You are to retype all of the data exactly as it appears.

━━━ Data section ━━━

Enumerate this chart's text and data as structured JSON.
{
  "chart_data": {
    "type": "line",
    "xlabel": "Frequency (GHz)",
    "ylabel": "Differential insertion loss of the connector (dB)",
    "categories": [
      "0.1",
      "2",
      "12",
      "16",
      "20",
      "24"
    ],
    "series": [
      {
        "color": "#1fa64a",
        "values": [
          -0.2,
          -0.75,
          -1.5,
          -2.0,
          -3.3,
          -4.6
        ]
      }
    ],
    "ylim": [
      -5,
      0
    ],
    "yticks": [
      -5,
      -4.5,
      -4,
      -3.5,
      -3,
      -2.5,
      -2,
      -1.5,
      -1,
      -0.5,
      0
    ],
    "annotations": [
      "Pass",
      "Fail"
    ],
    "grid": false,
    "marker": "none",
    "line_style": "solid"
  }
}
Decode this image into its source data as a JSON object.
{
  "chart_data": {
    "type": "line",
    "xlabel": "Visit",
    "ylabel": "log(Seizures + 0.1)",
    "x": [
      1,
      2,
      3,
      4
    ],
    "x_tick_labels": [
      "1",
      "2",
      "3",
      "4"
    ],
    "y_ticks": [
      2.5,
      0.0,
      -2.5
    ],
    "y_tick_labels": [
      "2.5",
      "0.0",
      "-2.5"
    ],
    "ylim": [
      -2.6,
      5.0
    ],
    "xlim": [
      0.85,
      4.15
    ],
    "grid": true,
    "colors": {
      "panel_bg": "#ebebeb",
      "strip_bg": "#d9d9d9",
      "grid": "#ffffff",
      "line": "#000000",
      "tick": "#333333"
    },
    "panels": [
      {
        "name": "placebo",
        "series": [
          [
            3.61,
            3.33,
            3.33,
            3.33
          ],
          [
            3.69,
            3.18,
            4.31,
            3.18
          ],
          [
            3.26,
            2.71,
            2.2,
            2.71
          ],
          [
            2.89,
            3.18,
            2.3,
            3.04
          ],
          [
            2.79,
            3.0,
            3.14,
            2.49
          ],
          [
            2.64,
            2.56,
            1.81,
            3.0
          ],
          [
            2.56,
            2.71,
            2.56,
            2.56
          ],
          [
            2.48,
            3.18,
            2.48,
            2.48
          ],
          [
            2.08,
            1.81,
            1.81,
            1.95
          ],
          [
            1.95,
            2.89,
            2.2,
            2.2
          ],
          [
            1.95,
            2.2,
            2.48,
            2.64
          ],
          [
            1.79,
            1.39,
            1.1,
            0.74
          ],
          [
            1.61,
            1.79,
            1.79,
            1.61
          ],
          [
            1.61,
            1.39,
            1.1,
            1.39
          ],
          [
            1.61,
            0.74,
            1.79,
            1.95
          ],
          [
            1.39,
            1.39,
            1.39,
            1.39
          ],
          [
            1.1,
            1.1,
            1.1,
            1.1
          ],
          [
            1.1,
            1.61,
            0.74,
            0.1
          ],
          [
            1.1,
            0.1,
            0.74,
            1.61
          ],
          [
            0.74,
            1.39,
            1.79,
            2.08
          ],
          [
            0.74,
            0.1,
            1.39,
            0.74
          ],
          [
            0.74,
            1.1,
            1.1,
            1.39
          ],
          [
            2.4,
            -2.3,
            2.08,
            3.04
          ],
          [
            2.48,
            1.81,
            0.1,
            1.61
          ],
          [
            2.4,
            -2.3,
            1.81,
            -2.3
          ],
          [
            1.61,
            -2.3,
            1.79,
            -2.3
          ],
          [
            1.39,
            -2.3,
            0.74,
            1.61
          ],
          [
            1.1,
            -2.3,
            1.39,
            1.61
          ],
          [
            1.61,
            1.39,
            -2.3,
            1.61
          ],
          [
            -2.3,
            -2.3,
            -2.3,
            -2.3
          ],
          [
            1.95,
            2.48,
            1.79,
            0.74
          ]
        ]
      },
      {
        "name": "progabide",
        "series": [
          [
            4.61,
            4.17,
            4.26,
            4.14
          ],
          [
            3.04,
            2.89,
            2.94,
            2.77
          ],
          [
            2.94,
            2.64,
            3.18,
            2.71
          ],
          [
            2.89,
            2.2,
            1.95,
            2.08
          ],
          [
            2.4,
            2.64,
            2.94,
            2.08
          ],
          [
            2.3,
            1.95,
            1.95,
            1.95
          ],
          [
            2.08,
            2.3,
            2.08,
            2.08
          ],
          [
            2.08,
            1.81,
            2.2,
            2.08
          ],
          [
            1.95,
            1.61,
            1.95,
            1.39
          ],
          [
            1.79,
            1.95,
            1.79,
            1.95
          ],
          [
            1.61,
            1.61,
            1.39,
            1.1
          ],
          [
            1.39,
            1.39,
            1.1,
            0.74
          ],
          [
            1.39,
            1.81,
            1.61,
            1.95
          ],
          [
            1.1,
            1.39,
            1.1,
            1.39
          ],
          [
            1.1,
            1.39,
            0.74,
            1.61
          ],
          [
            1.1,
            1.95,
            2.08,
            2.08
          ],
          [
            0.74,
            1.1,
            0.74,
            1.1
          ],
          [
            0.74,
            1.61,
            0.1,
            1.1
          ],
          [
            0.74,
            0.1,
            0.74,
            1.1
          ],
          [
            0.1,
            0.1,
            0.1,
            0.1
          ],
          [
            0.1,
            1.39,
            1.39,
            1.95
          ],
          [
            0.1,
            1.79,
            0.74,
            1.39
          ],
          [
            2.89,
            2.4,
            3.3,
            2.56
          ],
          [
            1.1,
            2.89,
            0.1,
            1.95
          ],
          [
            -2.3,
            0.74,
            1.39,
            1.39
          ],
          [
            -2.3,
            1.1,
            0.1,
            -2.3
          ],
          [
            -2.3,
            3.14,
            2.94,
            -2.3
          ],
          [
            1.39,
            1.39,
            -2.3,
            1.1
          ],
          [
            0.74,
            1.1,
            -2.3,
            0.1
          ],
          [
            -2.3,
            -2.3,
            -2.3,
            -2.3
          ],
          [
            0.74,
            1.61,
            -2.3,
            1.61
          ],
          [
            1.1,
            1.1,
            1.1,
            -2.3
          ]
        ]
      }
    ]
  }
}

━━━

* Response to this exercise:
Enumerate this chart's text and data as structured JSON.
{
  "chart_data": {
    "type": "line",
    "xlabel": "Frequency (GHz)",
    "ylabel": "Differential insertion loss of the connector (dB)",
    "categories": [
      "0.1",
      "2",
      "12",
      "16",
      "20",
      "24"
    ],
    "series": [
      {
        "color": "#1fa64a",
        "values": [
          -0.2,
          -0.75,
          -1.5,
          -2.0,
          -3.3,
          -4.6
        ]
      }
    ],
    "ylim": [
      -5,
      0
    ],
    "yticks": [
      -5,
      -4.5,
      -4,
      -3.5,
      -3,
      -2.5,
      -2,
      -1.5,
      -1,
      -0.5,
      0
    ],
    "annotations": [
      "Pass",
      "Fail"
    ],
    "grid": false,
    "marker": "none",
    "line_style": "solid"
  }
}
Decode this image into its source data as a JSON object.
{
  "chart_data": {
    "type": "line",
    "xlabel": "Visit",
    "ylabel": "log(Seizures + 0.1)",
    "x": [
      1,
      2,
      3,
      4
    ],
    "x_tick_labels": [
      "1",
      "2",
      "3",
      "4"
    ],
    "y_ticks": [
      2.5,
      0.0,
      -2.5
    ],
    "y_tick_labels": [
      "2.5",
      "0.0",
      "-2.5"
    ],
    "ylim": [
      -2.6,
      5.0
    ],
    "xlim": [
      0.85,
      4.15
    ],
    "grid": true,
    "colors": {
      "panel_bg": "#ebebeb",
      "strip_bg": "#d9d9d9",
      "grid": "#ffffff",
      "line": "#000000",
      "tick": "#333333"
    },
    "panels": [
      {
        "name": "placebo",
        "series": [
          [
            3.61,
            3.33,
            3.33,
            3.33
          ],
          [
            3.69,
            3.18,
            4.31,
            3.18
          ],
          [
            3.26,
            2.71,
            2.2,
            2.71
          ],
          [
            2.89,
            3.18,
            2.3,
            3.04
          ],
          [
            2.79,
            3.0,
            3.14,
            2.49
          ],
          [
            2.64,
            2.56,
            1.81,
            3.0
          ],
          [
            2.56,
            2.71,
            2.56,
            2.56
          ],
          [
            2.48,
            3.18,
            2.48,
            2.48
          ],
          [
            2.08,
            1.81,
            1.81,
            1.95
          ],
          [
            1.95,
            2.89,
            2.2,
            2.2
          ],
          [
            1.95,
            2.2,
            2.48,
            2.64
          ],
          [
            1.79,
            1.39,
            1.1,
            0.74
          ],
          [
            1.61,
            1.79,
            1.79,
            1.61
          ],
          [
            1.61,
            1.39,
            1.1,
            1.39
          ],
          [
            1.61,
            0.74,
            1.79,
            1.95
          ],
          [
            1.39,
            1.39,
            1.39,
            1.39
          ],
          [
            1.1,
            1.1,
            1.1,
            1.1
          ],
          [
            1.1,
            1.61,
            0.74,
            0.1
          ],
          [
            1.1,
            0.1,
            0.74,
            1.61
          ],
          [
            0.74,
            1.39,
            1.79,
            2.08
          ],
          [
            0.74,
            0.1,
            1.39,
            0.74
          ],
          [
            0.74,
            1.1,
            1.1,
            1.39
          ],
          [
            2.4,
            -2.3,
            2.08,
            3.04
          ],
          [
            2.48,
            1.81,
            0.1,
            1.61
          ],
          [
            2.4,
            -2.3,
            1.81,
            -2.3
          ],
          [
            1.61,
            -2.3,
            1.79,
            -2.3
          ],
          [
            1.39,
            -2.3,
            0.74,
            1.61
          ],
          [
            1.1,
            -2.3,
            1.39,
            1.61
          ],
          [
            1.61,
            1.39,
            -2.3,
            1.61
          ],
          [
            -2.3,
            -2.3,
            -2.3,
            -2.3
          ],
          [
            1.95,
            2.48,
            1.79,
            0.74
          ]
        ]
      },
      {
        "name": "progabide",
        "series": [
          [
            4.61,
            4.17,
            4.26,
            4.14
          ],
          [
            3.04,
            2.89,
            2.94,
            2.77
          ],
          [
            2.94,
            2.64,
            3.18,
            2.71
          ],
          [
            2.89,
            2.2,
            1.95,
            2.08
          ],
          [
            2.4,
            2.64,
            2.94,
            2.08
          ],
          [
            2.3,
            1.95,
            1.95,
            1.95
          ],
          [
            2.08,
            2.3,
            2.08,
            2.08
          ],
          [
            2.08,
            1.81,
            2.2,
            2.08
          ],
          [
            1.95,
            1.61,
            1.95,
            1.39
          ],
          [
            1.79,
            1.95,
            1.79,
            1.95
          ],
          [
            1.61,
            1.61,
            1.39,
            1.1
          ],
          [
            1.39,
            1.39,
            1.1,
            0.74
          ],
          [
            1.39,
            1.81,
            1.61,
            1.95
          ],
          [
            1.1,
            1.39,
            1.1,
            1.39
          ],
          [
            1.1,
            1.39,
            0.74,
            1.61
          ],
          [
            1.1,
            1.95,
            2.08,
            2.08
          ],
          [
            0.74,
            1.1,
            0.74,
            1.1
          ],
          [
            0.74,
            1.61,
            0.1,
            1.1
          ],
          [
            0.74,
            0.1,
            0.74,
            1.1
          ],
          [
            0.1,
            0.1,
            0.1,
            0.1
          ],
          [
            0.1,
            1.39,
            1.39,
            1.95
          ],
          [
            0.1,
            1.79,
            0.74,
            1.39
          ],
          [
            2.89,
            2.4,
            3.3,
            2.56
          ],
          [
            1.1,
            2.89,
            0.1,
            1.95
          ],
          [
            -2.3,
            0.74,
            1.39,
            1.39
          ],
          [
            -2.3,
            1.1,
            0.1,
            -2.3
          ],
          [
            -2.3,
            3.14,
            2.94,
            -2.3
          ],
          [
            1.39,
            1.39,
            -2.3,
            1.1
          ],
          [
            0.74,
            1.1,
            -2.3,
            0.1
          ],
          [
            -2.3,
            -2.3,
            -2.3,
            -2.3
          ],
          [
            0.74,
            1.61,
            -2.3,
            1.61
          ],
          [
            1.1,
            1.1,
            1.1,
            -2.3
          ]
        ]
      }
    ]
  }
}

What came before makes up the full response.